REQUIREMENTS> Reproduce every line of the entries below verbatim, omitting the pictures.

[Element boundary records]
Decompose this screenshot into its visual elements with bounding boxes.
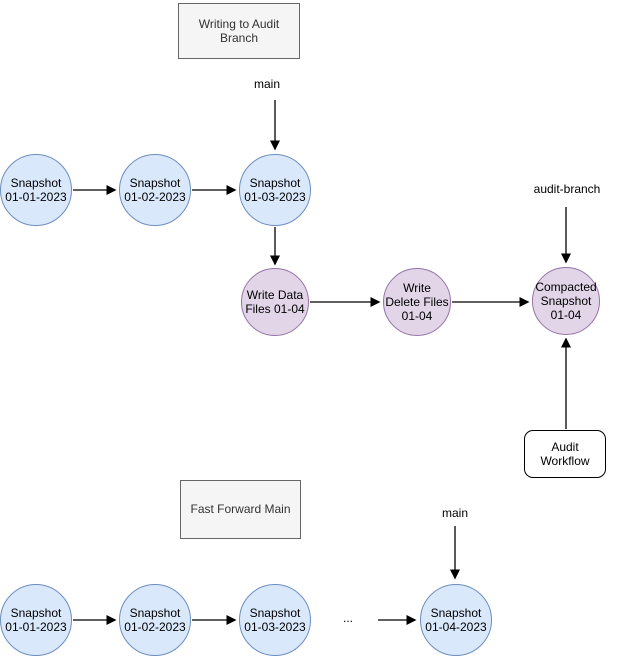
ff-snapshot-node-01-02: Snapshot 01-02-2023: [119, 584, 191, 656]
snapshot-node-label: Snapshot 01-01-2023: [5, 605, 67, 634]
ff-main-branch-label: main: [441, 506, 469, 520]
ff-snapshot-node-01-01: Snapshot 01-01-2023: [0, 584, 72, 656]
snapshot-node-label: Snapshot 01-01-2023: [5, 175, 67, 204]
snapshot-node-label: Snapshot 01-02-2023: [124, 175, 186, 204]
section1-title: Writing to Audit Branch: [198, 16, 280, 45]
ff-snapshot-node-01-04: Snapshot 01-04-2023: [420, 584, 492, 656]
compacted-snapshot-node: Compacted Snapshot 01-04: [532, 267, 600, 335]
write-delete-files-node: Write Delete Files 01-04: [383, 268, 451, 336]
snapshot-node-label: Snapshot 01-03-2023: [244, 605, 306, 634]
audit-workflow-label: Audit Workflow: [540, 439, 590, 468]
snapshot-node-label: Snapshot 01-03-2023: [244, 175, 306, 204]
write-data-files-node: Write Data Files 01-04: [241, 268, 309, 336]
snapshot-node-01-03: Snapshot 01-03-2023: [239, 154, 311, 226]
snapshot-node-01-02: Snapshot 01-02-2023: [119, 154, 191, 226]
main-branch-label: main: [253, 77, 281, 91]
write-delete-files-label: Write Delete Files 01-04: [385, 280, 449, 324]
section1-title-box: Writing to Audit Branch: [178, 3, 300, 59]
ellipsis-label: ...: [342, 611, 354, 625]
section2-title-box: Fast Forward Main: [180, 480, 301, 539]
audit-branch-label: audit-branch: [533, 182, 601, 196]
ff-snapshot-node-01-03: Snapshot 01-03-2023: [239, 584, 311, 656]
write-data-files-label: Write Data Files 01-04: [245, 287, 305, 316]
audit-workflow-box: Audit Workflow: [524, 430, 606, 478]
snapshot-node-label: Snapshot 01-02-2023: [124, 605, 186, 634]
section2-title: Fast Forward Main: [190, 502, 291, 517]
snapshot-node-label: Snapshot 01-04-2023: [425, 605, 487, 634]
compacted-snapshot-label: Compacted Snapshot 01-04: [535, 279, 597, 323]
snapshot-node-01-01: Snapshot 01-01-2023: [0, 154, 72, 226]
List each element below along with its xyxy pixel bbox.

PROBLEM SOLUTION>
Decompose this screenshot into its visual elements with bounding boxes.
ff-snapshot-node-01-02: Snapshot 01-02-2023: [119, 584, 191, 656]
snapshot-node-label: Snapshot 01-01-2023: [5, 605, 67, 634]
ff-main-branch-label: main: [441, 506, 469, 520]
ff-snapshot-node-01-01: Snapshot 01-01-2023: [0, 584, 72, 656]
snapshot-node-label: Snapshot 01-01-2023: [5, 175, 67, 204]
snapshot-node-label: Snapshot 01-02-2023: [124, 175, 186, 204]
section1-title: Writing to Audit Branch: [198, 16, 280, 45]
ff-snapshot-node-01-04: Snapshot 01-04-2023: [420, 584, 492, 656]
compacted-snapshot-node: Compacted Snapshot 01-04: [532, 267, 600, 335]
write-delete-files-node: Write Delete Files 01-04: [383, 268, 451, 336]
snapshot-node-label: Snapshot 01-03-2023: [244, 605, 306, 634]
audit-workflow-label: Audit Workflow: [540, 439, 590, 468]
snapshot-node-label: Snapshot 01-03-2023: [244, 175, 306, 204]
write-data-files-node: Write Data Files 01-04: [241, 268, 309, 336]
snapshot-node-01-03: Snapshot 01-03-2023: [239, 154, 311, 226]
snapshot-node-01-02: Snapshot 01-02-2023: [119, 154, 191, 226]
main-branch-label: main: [253, 77, 281, 91]
write-delete-files-label: Write Delete Files 01-04: [385, 280, 449, 324]
section1-title-box: Writing to Audit Branch: [178, 3, 300, 59]
ellipsis-label: ...: [342, 611, 354, 625]
section2-title-box: Fast Forward Main: [180, 480, 301, 539]
audit-branch-label: audit-branch: [533, 182, 601, 196]
ff-snapshot-node-01-03: Snapshot 01-03-2023: [239, 584, 311, 656]
write-data-files-label: Write Data Files 01-04: [245, 287, 305, 316]
audit-workflow-box: Audit Workflow: [524, 430, 606, 478]
snapshot-node-label: Snapshot 01-02-2023: [124, 605, 186, 634]
section2-title: Fast Forward Main: [190, 502, 291, 517]
snapshot-node-label: Snapshot 01-04-2023: [425, 605, 487, 634]
compacted-snapshot-label: Compacted Snapshot 01-04: [535, 279, 597, 323]
snapshot-node-01-01: Snapshot 01-01-2023: [0, 154, 72, 226]
List each element below along with its xyxy pixel bbox.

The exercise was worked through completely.